The entries below should be output exactly as written.
## start Input data
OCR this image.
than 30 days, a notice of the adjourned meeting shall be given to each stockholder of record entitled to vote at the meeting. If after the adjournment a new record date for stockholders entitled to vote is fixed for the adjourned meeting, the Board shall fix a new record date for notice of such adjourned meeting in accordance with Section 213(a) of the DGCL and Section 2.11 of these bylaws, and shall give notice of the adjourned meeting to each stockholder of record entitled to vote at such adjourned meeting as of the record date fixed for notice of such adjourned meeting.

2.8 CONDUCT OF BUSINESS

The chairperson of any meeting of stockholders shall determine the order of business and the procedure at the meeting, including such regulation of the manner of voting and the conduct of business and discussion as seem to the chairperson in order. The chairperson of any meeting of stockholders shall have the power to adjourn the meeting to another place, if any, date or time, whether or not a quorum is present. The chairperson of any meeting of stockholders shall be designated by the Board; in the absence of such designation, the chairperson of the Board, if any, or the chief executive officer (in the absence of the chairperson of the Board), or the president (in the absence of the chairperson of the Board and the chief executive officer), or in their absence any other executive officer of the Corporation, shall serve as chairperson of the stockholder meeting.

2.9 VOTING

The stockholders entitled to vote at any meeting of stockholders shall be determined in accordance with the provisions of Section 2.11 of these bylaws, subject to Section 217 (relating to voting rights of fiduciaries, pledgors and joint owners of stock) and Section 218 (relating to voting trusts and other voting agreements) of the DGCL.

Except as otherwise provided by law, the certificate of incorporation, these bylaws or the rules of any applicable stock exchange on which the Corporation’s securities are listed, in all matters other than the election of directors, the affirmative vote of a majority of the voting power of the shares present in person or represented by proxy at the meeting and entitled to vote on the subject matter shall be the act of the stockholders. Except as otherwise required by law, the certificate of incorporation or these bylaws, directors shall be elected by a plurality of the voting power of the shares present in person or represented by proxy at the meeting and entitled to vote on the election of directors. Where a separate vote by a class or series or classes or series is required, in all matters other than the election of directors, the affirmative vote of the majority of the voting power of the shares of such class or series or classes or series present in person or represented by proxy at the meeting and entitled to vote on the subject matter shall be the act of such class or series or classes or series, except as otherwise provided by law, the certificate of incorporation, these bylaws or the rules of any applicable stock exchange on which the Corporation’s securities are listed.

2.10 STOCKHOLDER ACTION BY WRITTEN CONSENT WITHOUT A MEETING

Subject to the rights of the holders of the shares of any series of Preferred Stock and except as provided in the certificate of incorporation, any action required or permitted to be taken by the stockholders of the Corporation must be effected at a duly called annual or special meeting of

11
## end Input data
Response to the task:
OCR this image.
than 30 days, a notice of the adjourned meeting shall be given to each stockholder of record entitled to vote at the meeting. If after the adjournment a new record date for stockholders entitled to vote is fixed for the adjourned meeting, the Board shall fix a new record date for notice of such adjourned meeting in accordance with Section 213(a) of the DGCL and Section 2.11 of these bylaws, and shall give notice of the adjourned meeting to each stockholder of record entitled to vote at such adjourned meeting as of the record date fixed for notice of such adjourned meeting.

2.8 CONDUCT OF BUSINESS

The chairperson of any meeting of stockholders shall determine the order of business and the procedure at the meeting, including such regulation of the manner of voting and the conduct of business and discussion as seem to the chairperson in order. The chairperson of any meeting of stockholders shall have the power to adjourn the meeting to another place, if any, date or time, whether or not a quorum is present. The chairperson of any meeting of stockholders shall be designated by the Board; in the absence of such designation, the chairperson of the Board, if any, or the chief executive officer (in the absence of the chairperson of the Board), or the president (in the absence of the chairperson of the Board and the chief executive officer), or in their absence any other executive officer of the Corporation, shall serve as chairperson of the stockholder meeting.

2.9 VOTING

The stockholders entitled to vote at any meeting of stockholders shall be determined in accordance with the provisions of Section 2.11 of these bylaws, subject to Section 217 (relating to voting rights of fiduciaries, pledgors and joint owners of stock) and Section 218 (relating to voting trusts and other voting agreements) of the DGCL.

Except as otherwise provided by law, the certificate of incorporation, these bylaws or the rules of any applicable stock exchange on which the Corporation’s securities are listed, in all matters other than the election of directors, the affirmative vote of a majority of the voting power of the shares present in person or represented by proxy at the meeting and entitled to vote on the subject matter shall be the act of the stockholders. Except as otherwise required by law, the certificate of incorporation or these bylaws, directors shall be elected by a plurality of the voting power of the shares present in person or represented by proxy at the meeting and entitled to vote on the election of directors. Where a separate vote by a class or series or classes or series is required, in all matters other than the election of directors, the affirmative vote of the majority of the voting power of the shares of such class or series or classes or series present in person or represented by proxy at the meeting and entitled to vote on the subject matter shall be the act of such class or series or classes or series, except as otherwise provided by law, the certificate of incorporation, these bylaws or the rules of any applicable stock exchange on which the Corporation’s securities are listed.

2.10 STOCKHOLDER ACTION BY WRITTEN CONSENT WITHOUT A MEETING

Subject to the rights of the holders of the shares of any series of Preferred Stock and except as provided in the certificate of incorporation, any action required or permitted to be taken by the stockholders of the Corporation must be effected at a duly called annual or special meeting of

11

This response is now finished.